Bring together all lines of the material below that contain the string "true".

"""

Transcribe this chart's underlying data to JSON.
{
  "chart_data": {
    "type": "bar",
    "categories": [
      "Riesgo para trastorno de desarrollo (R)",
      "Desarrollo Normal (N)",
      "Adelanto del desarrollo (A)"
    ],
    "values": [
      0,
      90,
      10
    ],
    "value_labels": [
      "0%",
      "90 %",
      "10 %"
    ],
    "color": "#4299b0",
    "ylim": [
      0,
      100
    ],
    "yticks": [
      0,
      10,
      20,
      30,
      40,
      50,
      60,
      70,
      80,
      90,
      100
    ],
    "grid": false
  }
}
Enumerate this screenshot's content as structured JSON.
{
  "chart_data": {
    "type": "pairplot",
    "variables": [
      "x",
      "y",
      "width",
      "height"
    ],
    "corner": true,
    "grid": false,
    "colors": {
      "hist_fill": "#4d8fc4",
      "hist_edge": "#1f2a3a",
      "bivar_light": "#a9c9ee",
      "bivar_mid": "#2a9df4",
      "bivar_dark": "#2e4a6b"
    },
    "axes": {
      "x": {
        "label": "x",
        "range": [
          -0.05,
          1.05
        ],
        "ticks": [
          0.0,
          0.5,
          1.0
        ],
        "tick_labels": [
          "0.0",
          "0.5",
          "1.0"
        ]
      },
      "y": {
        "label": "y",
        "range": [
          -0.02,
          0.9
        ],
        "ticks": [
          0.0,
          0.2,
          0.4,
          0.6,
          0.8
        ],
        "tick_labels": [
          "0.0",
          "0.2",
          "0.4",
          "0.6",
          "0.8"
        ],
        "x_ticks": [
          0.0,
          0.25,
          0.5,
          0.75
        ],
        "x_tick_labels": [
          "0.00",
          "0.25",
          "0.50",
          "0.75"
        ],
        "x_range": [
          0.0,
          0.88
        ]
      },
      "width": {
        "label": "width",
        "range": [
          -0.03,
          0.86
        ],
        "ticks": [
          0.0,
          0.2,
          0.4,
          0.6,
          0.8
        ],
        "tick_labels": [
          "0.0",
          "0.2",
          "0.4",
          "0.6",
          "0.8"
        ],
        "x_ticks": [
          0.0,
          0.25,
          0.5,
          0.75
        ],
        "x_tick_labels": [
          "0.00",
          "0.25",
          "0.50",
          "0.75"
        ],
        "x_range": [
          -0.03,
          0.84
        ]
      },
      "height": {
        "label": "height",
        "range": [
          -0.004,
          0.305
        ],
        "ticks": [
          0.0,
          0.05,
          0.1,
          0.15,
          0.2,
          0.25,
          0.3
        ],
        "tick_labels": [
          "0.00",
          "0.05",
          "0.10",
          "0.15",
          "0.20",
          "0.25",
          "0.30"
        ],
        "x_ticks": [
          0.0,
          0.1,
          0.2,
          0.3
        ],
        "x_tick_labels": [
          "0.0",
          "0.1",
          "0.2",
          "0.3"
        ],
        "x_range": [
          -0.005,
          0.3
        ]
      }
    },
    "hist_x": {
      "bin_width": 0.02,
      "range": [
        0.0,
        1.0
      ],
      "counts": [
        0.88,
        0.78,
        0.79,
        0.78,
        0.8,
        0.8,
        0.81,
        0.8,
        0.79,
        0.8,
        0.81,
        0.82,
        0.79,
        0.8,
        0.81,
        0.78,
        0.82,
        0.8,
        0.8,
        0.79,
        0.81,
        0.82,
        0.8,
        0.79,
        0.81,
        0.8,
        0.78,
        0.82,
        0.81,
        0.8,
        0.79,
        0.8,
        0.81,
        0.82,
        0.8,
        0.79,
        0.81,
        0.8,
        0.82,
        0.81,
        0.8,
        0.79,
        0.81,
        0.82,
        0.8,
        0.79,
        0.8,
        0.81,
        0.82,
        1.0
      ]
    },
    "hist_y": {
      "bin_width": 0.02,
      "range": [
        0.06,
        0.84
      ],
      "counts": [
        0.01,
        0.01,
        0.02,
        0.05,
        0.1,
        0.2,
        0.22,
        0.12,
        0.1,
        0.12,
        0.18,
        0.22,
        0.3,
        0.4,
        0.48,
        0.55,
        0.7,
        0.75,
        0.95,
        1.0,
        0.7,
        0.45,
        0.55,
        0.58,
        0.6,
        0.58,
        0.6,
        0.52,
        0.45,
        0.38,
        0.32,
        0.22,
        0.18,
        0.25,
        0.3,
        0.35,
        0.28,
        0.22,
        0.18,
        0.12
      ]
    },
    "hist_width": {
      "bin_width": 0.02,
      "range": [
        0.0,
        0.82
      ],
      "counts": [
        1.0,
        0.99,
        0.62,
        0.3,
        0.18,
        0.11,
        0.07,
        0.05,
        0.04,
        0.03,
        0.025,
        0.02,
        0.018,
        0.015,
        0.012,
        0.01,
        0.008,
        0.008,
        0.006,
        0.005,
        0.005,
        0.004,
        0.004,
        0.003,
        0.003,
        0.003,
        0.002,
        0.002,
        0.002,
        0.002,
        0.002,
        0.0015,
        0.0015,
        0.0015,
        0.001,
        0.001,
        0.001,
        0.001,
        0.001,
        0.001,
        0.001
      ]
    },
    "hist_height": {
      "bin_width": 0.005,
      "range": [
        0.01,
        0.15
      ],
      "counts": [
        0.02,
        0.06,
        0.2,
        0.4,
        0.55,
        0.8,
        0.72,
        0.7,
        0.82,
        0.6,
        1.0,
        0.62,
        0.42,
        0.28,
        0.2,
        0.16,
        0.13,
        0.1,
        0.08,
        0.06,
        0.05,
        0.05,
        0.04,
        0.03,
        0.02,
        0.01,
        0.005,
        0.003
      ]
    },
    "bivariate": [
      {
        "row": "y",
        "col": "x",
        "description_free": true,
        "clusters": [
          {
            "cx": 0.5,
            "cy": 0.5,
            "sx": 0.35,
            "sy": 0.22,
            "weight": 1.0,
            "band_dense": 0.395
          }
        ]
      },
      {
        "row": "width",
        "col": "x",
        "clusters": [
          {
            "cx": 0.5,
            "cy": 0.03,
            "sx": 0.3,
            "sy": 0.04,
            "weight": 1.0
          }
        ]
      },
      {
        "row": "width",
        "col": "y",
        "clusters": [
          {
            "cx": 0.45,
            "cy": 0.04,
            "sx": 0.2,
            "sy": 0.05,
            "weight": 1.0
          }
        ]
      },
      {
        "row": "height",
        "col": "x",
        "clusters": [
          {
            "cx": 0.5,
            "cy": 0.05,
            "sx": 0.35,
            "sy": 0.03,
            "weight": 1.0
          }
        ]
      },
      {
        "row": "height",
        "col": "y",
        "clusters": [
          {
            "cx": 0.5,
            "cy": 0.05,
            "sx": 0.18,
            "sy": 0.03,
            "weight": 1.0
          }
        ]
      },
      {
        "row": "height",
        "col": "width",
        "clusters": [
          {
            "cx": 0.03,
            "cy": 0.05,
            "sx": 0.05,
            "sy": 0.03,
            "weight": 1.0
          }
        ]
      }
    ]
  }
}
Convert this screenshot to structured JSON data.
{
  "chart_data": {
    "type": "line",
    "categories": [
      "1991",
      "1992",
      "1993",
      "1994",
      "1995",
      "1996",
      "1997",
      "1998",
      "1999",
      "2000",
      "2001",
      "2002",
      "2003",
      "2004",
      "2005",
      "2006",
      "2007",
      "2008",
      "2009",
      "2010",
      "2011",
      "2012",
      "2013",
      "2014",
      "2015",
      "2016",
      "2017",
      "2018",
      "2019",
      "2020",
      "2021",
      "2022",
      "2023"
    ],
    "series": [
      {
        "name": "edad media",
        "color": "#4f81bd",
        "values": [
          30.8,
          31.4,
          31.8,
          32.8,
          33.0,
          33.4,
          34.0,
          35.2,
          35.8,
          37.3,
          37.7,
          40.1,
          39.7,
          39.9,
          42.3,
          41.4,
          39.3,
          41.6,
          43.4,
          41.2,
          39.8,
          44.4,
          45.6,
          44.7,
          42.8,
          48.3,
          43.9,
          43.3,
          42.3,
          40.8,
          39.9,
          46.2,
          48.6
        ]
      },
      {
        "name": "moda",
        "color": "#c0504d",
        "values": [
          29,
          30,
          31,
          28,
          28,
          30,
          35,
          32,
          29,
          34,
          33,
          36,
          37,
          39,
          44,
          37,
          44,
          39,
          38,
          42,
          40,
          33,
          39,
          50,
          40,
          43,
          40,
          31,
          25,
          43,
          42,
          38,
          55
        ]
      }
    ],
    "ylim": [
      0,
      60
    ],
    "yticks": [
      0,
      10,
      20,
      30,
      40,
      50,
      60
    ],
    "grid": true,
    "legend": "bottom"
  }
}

"""

> **EXERCISE RESULT**
    "corner": true,
        "description_free": true,
    "grid": true,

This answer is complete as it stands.